Find each line containing the string "taux" and return it.

[START RECORDS FOR THIS TASK]

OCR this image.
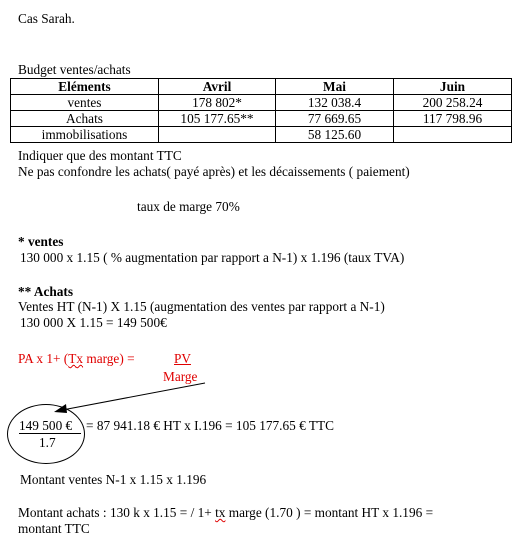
Cas Sarah.
Budget ventes/achats
Eléments	Avril	Mai	Juin
ventes	178 802*	132 038.4	200 258.24
Achats	105 177.65**	77 669.65	117 798.96
immobilisations		58 125.60	
Indiquer que des montant TTC
Ne pas confondre les achats( payé après) et les décaissements ( paiement)
taux de marge 70%
* ventes
130 000 x 1.15 ( % augmentation par rapport a N-1) x 1.196 (taux TVA)
** Achats
Ventes HT (N-1) X 1.15 (augmentation des ventes par rapport a N-1)
130 000 X 1.15 = 149 500€
PA x 1+ (Tx marge) =	PV
Marge
149 500 €
1.7
= 87 941.18 € HT x I.196 = 105 177.65 € TTC
Montant ventes N-1 x 1.15 x 1.196
Montant achats : 130 k x 1.15 = / 1+ tx marge (1.70 ) = montant HT x 1.196 =
montant TTC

[END RECORDS FOR THIS TASK]

**REPLY**
taux de marge 70%
130 000 x 1.15 ( % augmentation par rapport a N-1) x 1.196 (taux TVA)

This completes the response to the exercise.